[Extracts from a graphics dataset]
•••••

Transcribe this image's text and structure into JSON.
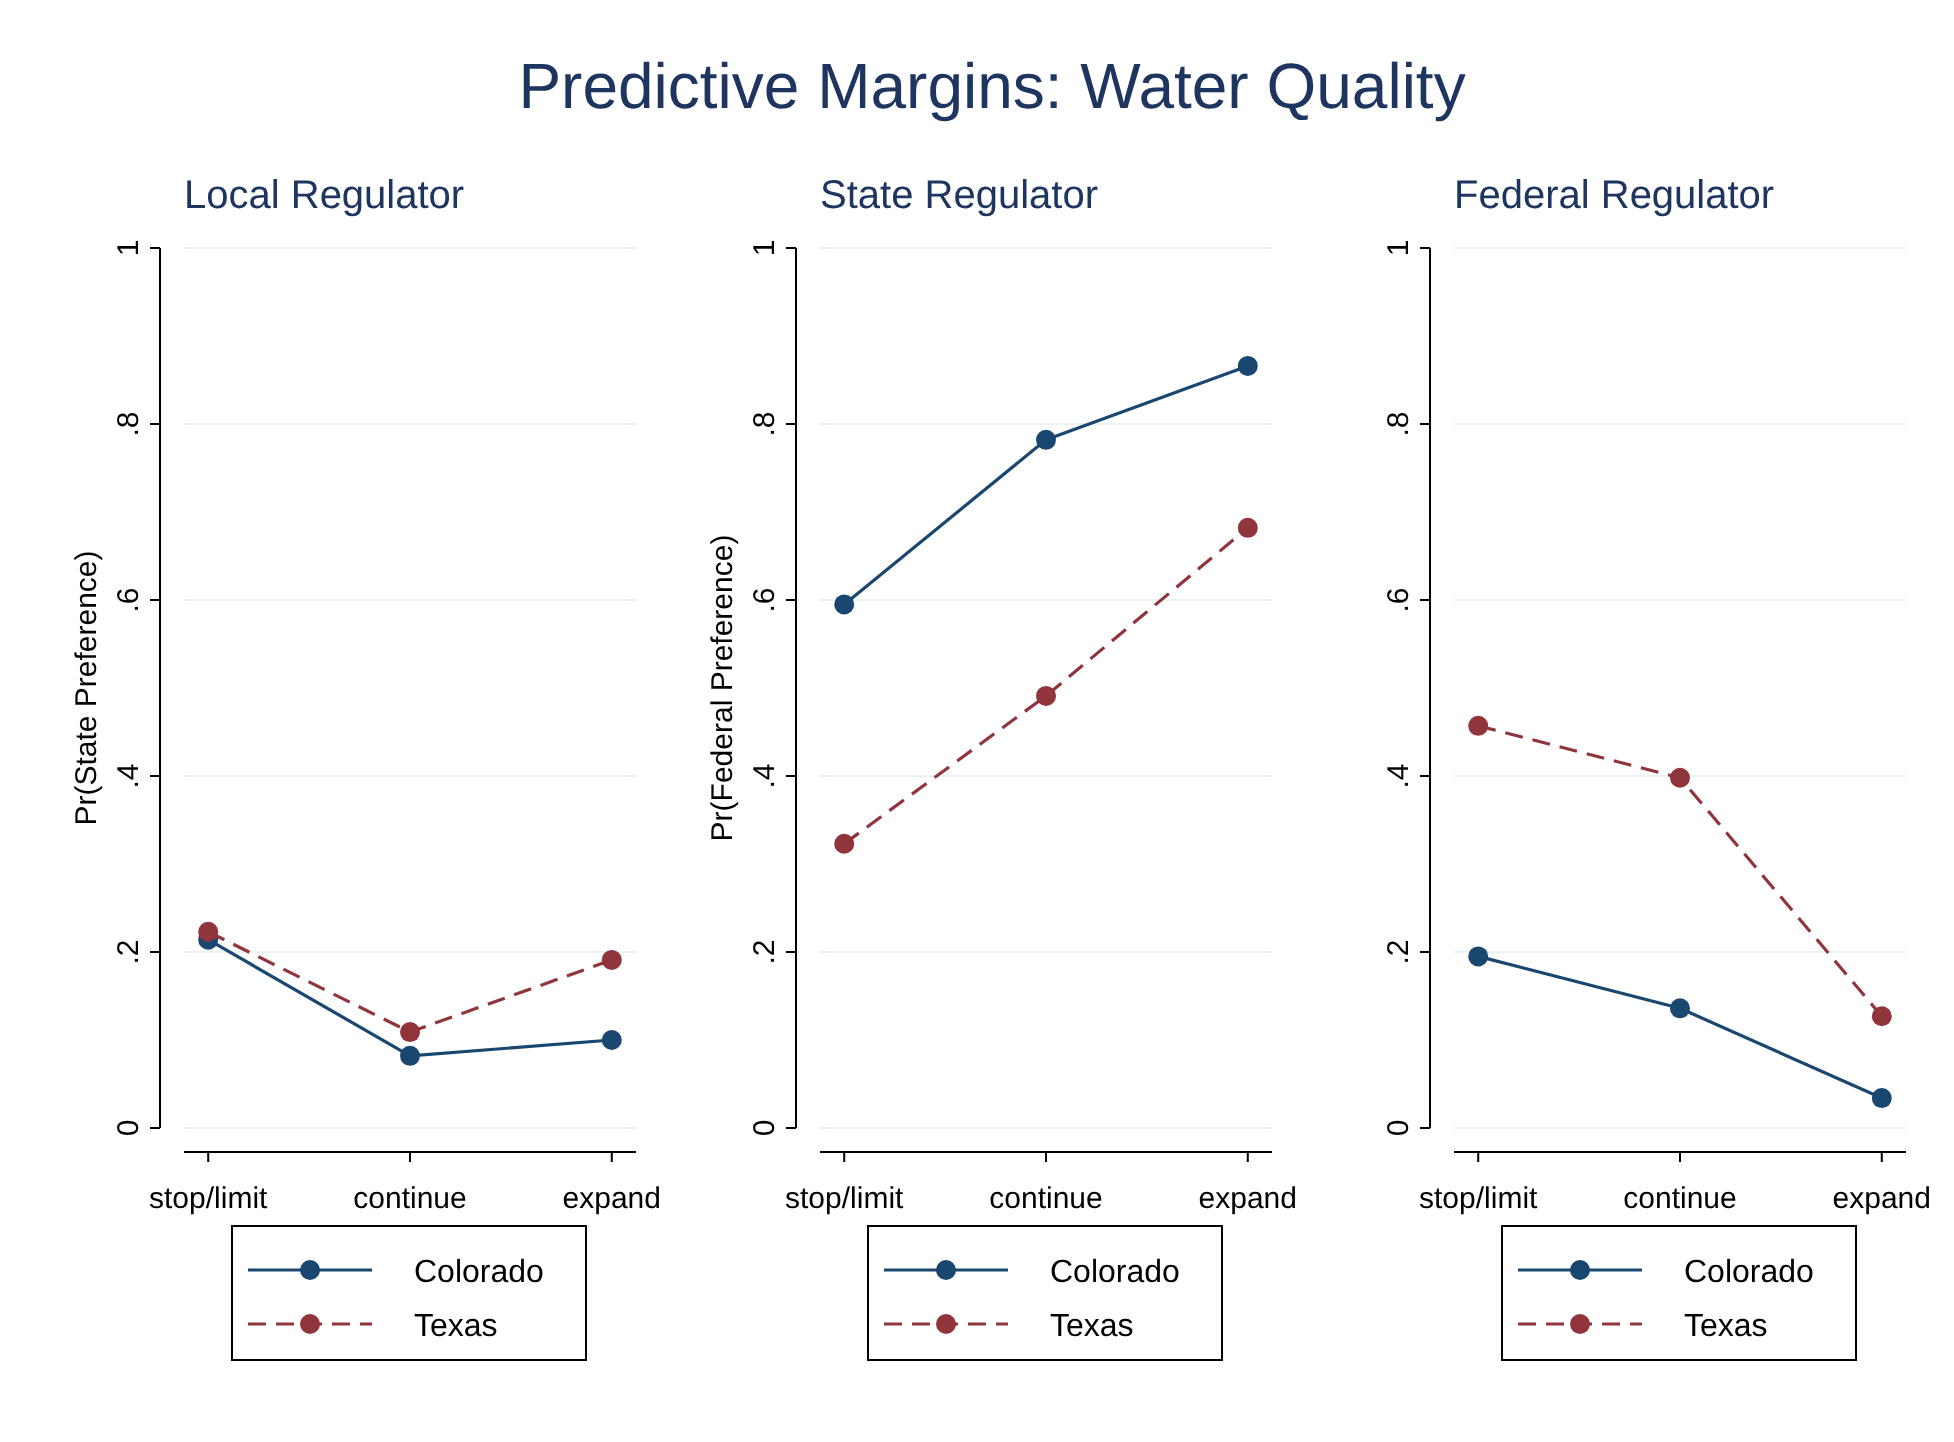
{
  "chart_data": [
    {
      "type": "line",
      "title": "Local Regulator",
      "ylabel": "Pr(State Preference)",
      "annotations": [
        "Predictive Margins: Water Quality"
      ],
      "categories": [
        "stop/limit",
        "continue",
        "expand"
      ],
      "series": [
        {
          "name": "Colorado",
          "color": "#1a476f",
          "values": [
            0.214,
            0.082,
            0.1
          ],
          "line_style": "solid"
        },
        {
          "name": "Texas",
          "color": "#90353b",
          "values": [
            0.223,
            0.109,
            0.191
          ],
          "line_style": "dashed"
        }
      ],
      "ylim": [
        0,
        1
      ],
      "yticks": [
        {
          "value": 0,
          "label": "0"
        },
        {
          "value": 0.2,
          "label": ".2"
        },
        {
          "value": 0.4,
          "label": ".4"
        },
        {
          "value": 0.6,
          "label": ".6"
        },
        {
          "value": 0.8,
          "label": ".8"
        },
        {
          "value": 1,
          "label": "1"
        }
      ],
      "grid": "y",
      "legend": "bottom",
      "marker": "circle"
    },
    {
      "type": "line",
      "title": "State Regulator",
      "ylabel": "Pr(Federal Preference)",
      "categories": [
        "stop/limit",
        "continue",
        "expand"
      ],
      "series": [
        {
          "name": "Colorado",
          "color": "#1a476f",
          "values": [
            0.595,
            0.782,
            0.866
          ],
          "line_style": "solid"
        },
        {
          "name": "Texas",
          "color": "#90353b",
          "values": [
            0.323,
            0.491,
            0.682
          ],
          "line_style": "dashed"
        }
      ],
      "ylim": [
        0,
        1
      ],
      "yticks": [
        {
          "value": 0,
          "label": "0"
        },
        {
          "value": 0.2,
          "label": ".2"
        },
        {
          "value": 0.4,
          "label": ".4"
        },
        {
          "value": 0.6,
          "label": ".6"
        },
        {
          "value": 0.8,
          "label": ".8"
        },
        {
          "value": 1,
          "label": "1"
        }
      ],
      "grid": "y",
      "legend": "bottom",
      "marker": "circle"
    },
    {
      "type": "line",
      "title": "Federal Regulator",
      "categories": [
        "stop/limit",
        "continue",
        "expand"
      ],
      "series": [
        {
          "name": "Colorado",
          "color": "#1a476f",
          "values": [
            0.195,
            0.136,
            0.034
          ],
          "line_style": "solid"
        },
        {
          "name": "Texas",
          "color": "#90353b",
          "values": [
            0.457,
            0.398,
            0.127
          ],
          "line_style": "dashed"
        }
      ],
      "ylim": [
        0,
        1
      ],
      "yticks": [
        {
          "value": 0,
          "label": "0"
        },
        {
          "value": 0.2,
          "label": ".2"
        },
        {
          "value": 0.4,
          "label": ".4"
        },
        {
          "value": 0.6,
          "label": ".6"
        },
        {
          "value": 0.8,
          "label": ".8"
        },
        {
          "value": 1,
          "label": "1"
        }
      ],
      "grid": "y",
      "legend": "bottom",
      "marker": "circle"
    }
  ]
}
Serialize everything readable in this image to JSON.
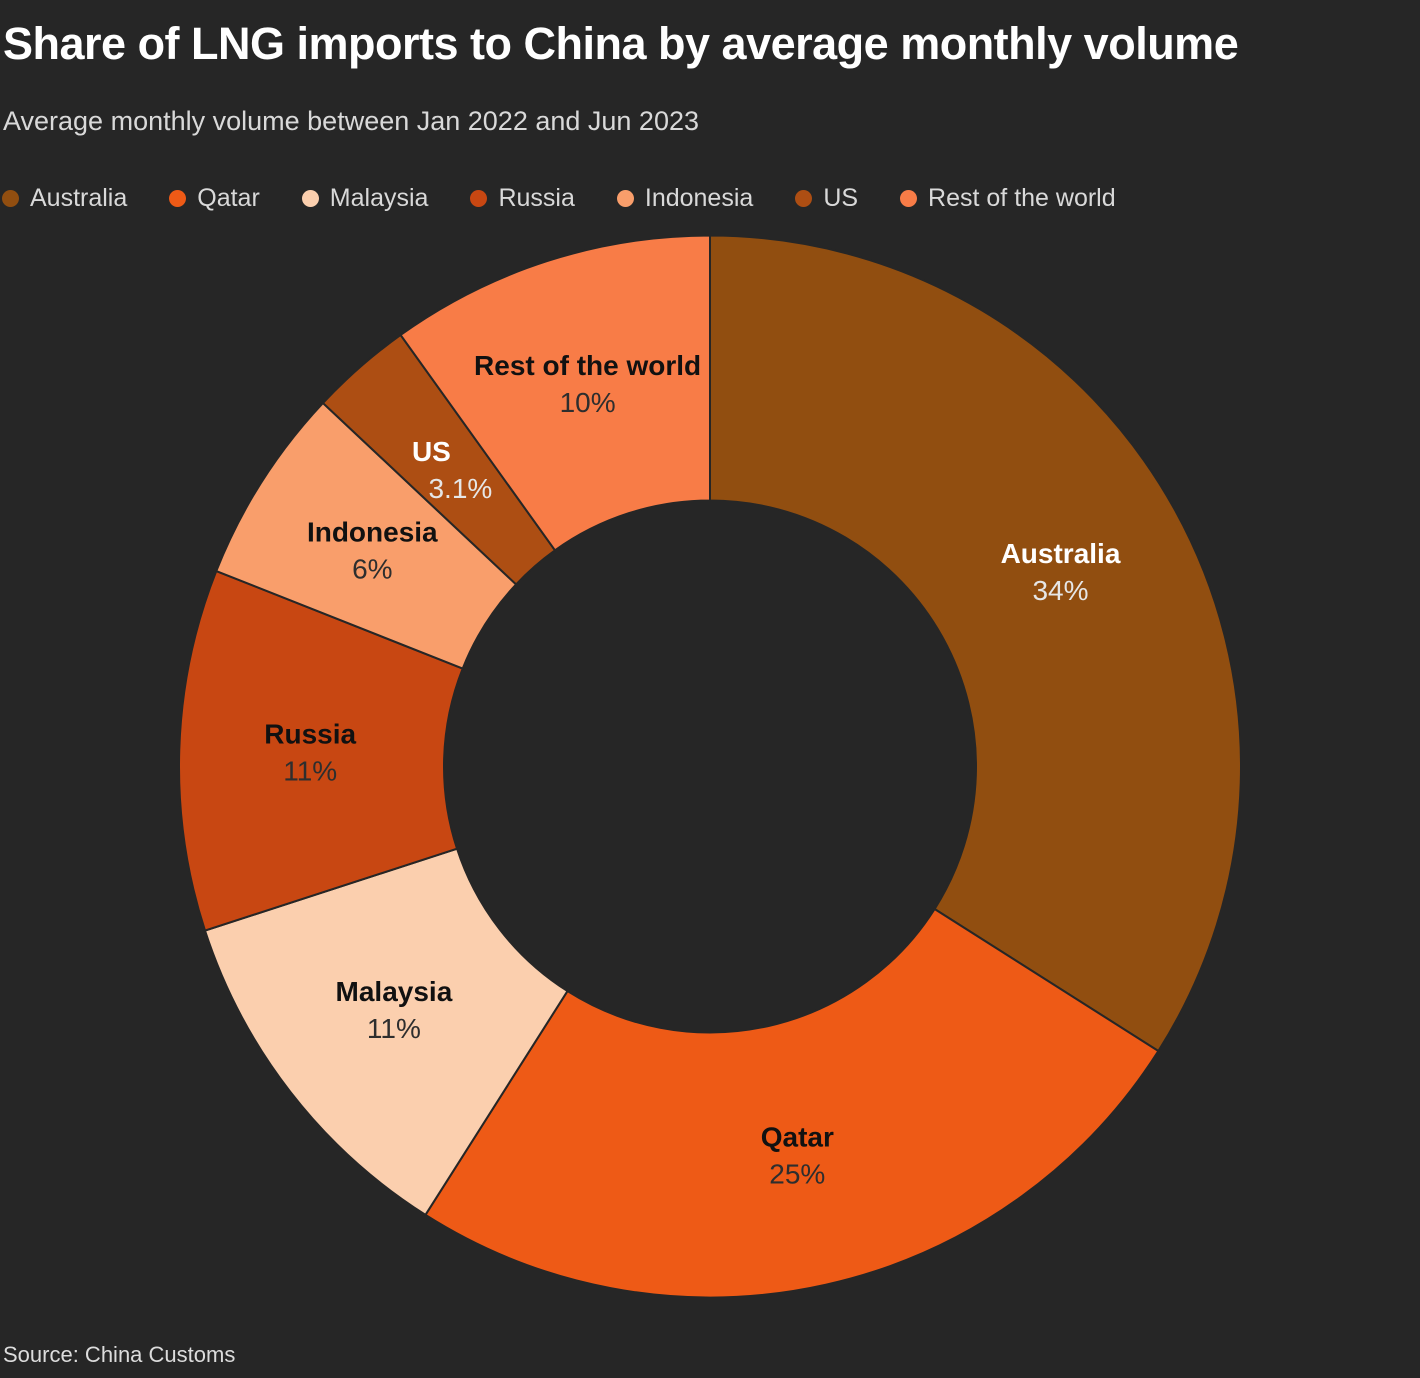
{
  "header": {
    "title": "Share of LNG imports to China by average monthly volume",
    "subtitle": "Average monthly volume between Jan 2022 and Jun 2023"
  },
  "source": "Source: China Customs",
  "colors": {
    "background": "#262626",
    "title_text": "#ffffff",
    "subtitle_text": "#d9d9d9",
    "legend_text": "#d9d9d9",
    "source_text": "#dcdcdc",
    "slice_divider": "#262626",
    "label_on_dark_slice": "#ffffff",
    "label_on_light_slice": "#111111"
  },
  "chart_data": {
    "type": "pie",
    "subtype": "donut",
    "title": "Share of LNG imports to China by average monthly volume",
    "start_angle_deg": 0,
    "direction": "clockwise",
    "legend_position": "top",
    "slices": [
      {
        "name": "Australia",
        "value": 34,
        "label": "34%",
        "color": "#914e10",
        "label_style": "light"
      },
      {
        "name": "Qatar",
        "value": 25,
        "label": "25%",
        "color": "#ee5a16",
        "label_style": "dark"
      },
      {
        "name": "Malaysia",
        "value": 11,
        "label": "11%",
        "color": "#fbcfae",
        "label_style": "dark"
      },
      {
        "name": "Russia",
        "value": 11,
        "label": "11%",
        "color": "#c84712",
        "label_style": "dark"
      },
      {
        "name": "Indonesia",
        "value": 6,
        "label": "6%",
        "color": "#f99e6b",
        "label_style": "dark"
      },
      {
        "name": "US",
        "value": 3.1,
        "label": "3.1%",
        "color": "#ad4e13",
        "label_style": "light"
      },
      {
        "name": "Rest of the world",
        "value": 9.9,
        "label": "10%",
        "color": "#f87c47",
        "label_style": "dark"
      }
    ]
  }
}
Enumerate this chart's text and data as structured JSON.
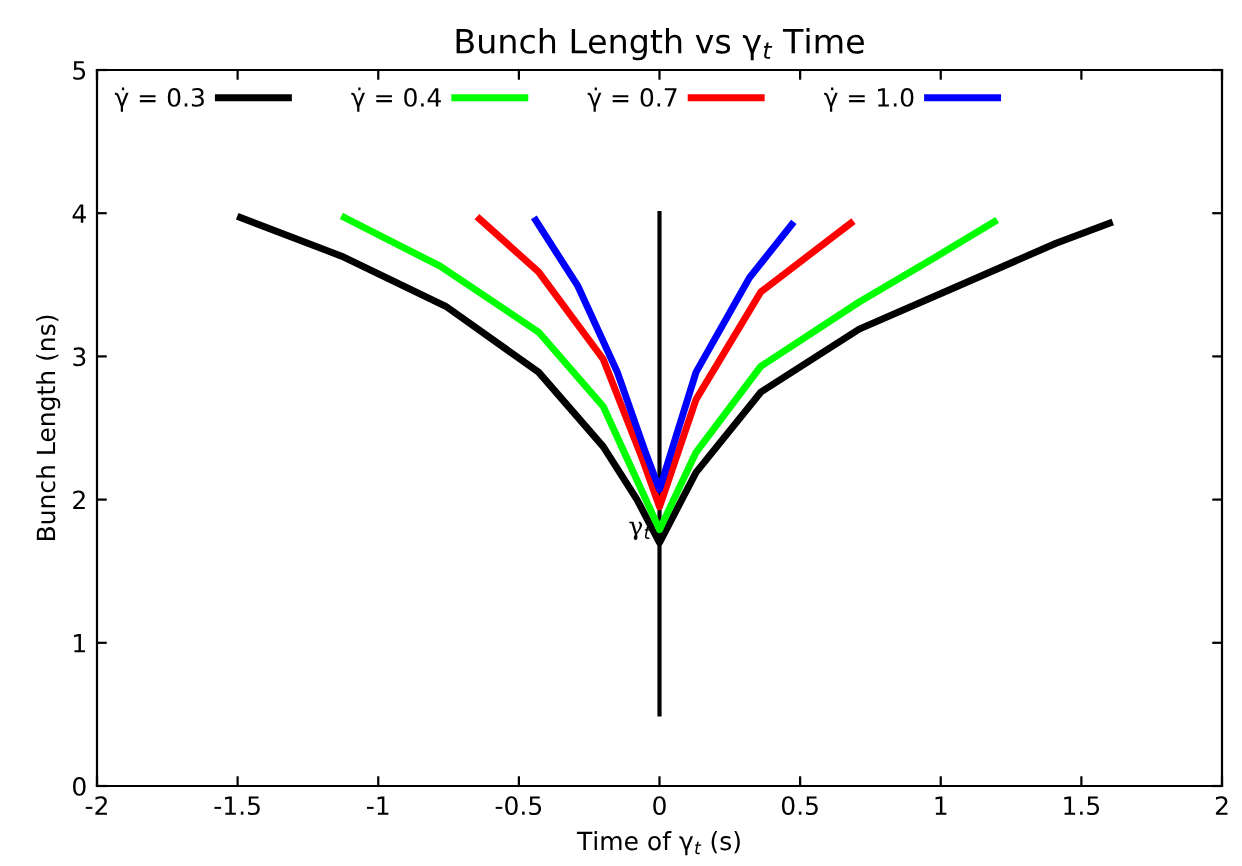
{
  "chart_data": {
    "type": "line",
    "title": "Bunch Length vs γ$_{t}$ Time",
    "xlabel": "Time of γ$_{t}$ (s)",
    "ylabel": "Bunch Length (ns)",
    "xlim": [
      -2,
      2
    ],
    "ylim": [
      0,
      5
    ],
    "xticks": [
      -2,
      -1.5,
      -1,
      -0.5,
      0,
      0.5,
      1,
      1.5,
      2
    ],
    "yticks": [
      0,
      1,
      2,
      3,
      4,
      5
    ],
    "grid": false,
    "legend": "top left",
    "marker": "none",
    "line_style": "solid",
    "ref_lines": [
      {
        "axis": "x",
        "value": 0,
        "label": "γ$_{t}$",
        "color": "#000000"
      }
    ],
    "series": [
      {
        "name": "γ̇ = 0.3",
        "color": "#000000",
        "x": [
          -1.49,
          -1.13,
          -0.76,
          -0.43,
          -0.2,
          -0.08,
          0,
          0.13,
          0.36,
          0.71,
          1.06,
          1.41,
          1.6
        ],
        "values": [
          3.97,
          3.7,
          3.35,
          2.89,
          2.37,
          2.0,
          1.7,
          2.19,
          2.75,
          3.19,
          3.49,
          3.79,
          3.93
        ]
      },
      {
        "name": "γ̇ = 0.4",
        "color": "#00ff00",
        "x": [
          -1.12,
          -0.78,
          -0.43,
          -0.2,
          -0.06,
          0,
          0.13,
          0.36,
          0.71,
          0.97,
          1.19
        ],
        "values": [
          3.97,
          3.63,
          3.17,
          2.65,
          2.05,
          1.79,
          2.33,
          2.93,
          3.38,
          3.68,
          3.94
        ]
      },
      {
        "name": "γ̇ = 0.7",
        "color": "#ff0000",
        "x": [
          -0.64,
          -0.43,
          -0.2,
          -0.06,
          0,
          0.13,
          0.36,
          0.68
        ],
        "values": [
          3.96,
          3.59,
          2.98,
          2.28,
          1.95,
          2.7,
          3.45,
          3.93
        ]
      },
      {
        "name": "γ̇ = 1.0",
        "color": "#0000ff",
        "x": [
          -0.44,
          -0.29,
          -0.15,
          -0.05,
          0,
          0.13,
          0.32,
          0.47
        ],
        "values": [
          3.95,
          3.49,
          2.89,
          2.33,
          2.07,
          2.89,
          3.55,
          3.92
        ]
      }
    ]
  }
}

•••••

◆ WHAT IS EXPECTED ◆
Determine how many lines in the records contain "Federal", and reply with the number only.

◆ OUTPUT OF THE TASK ◆
2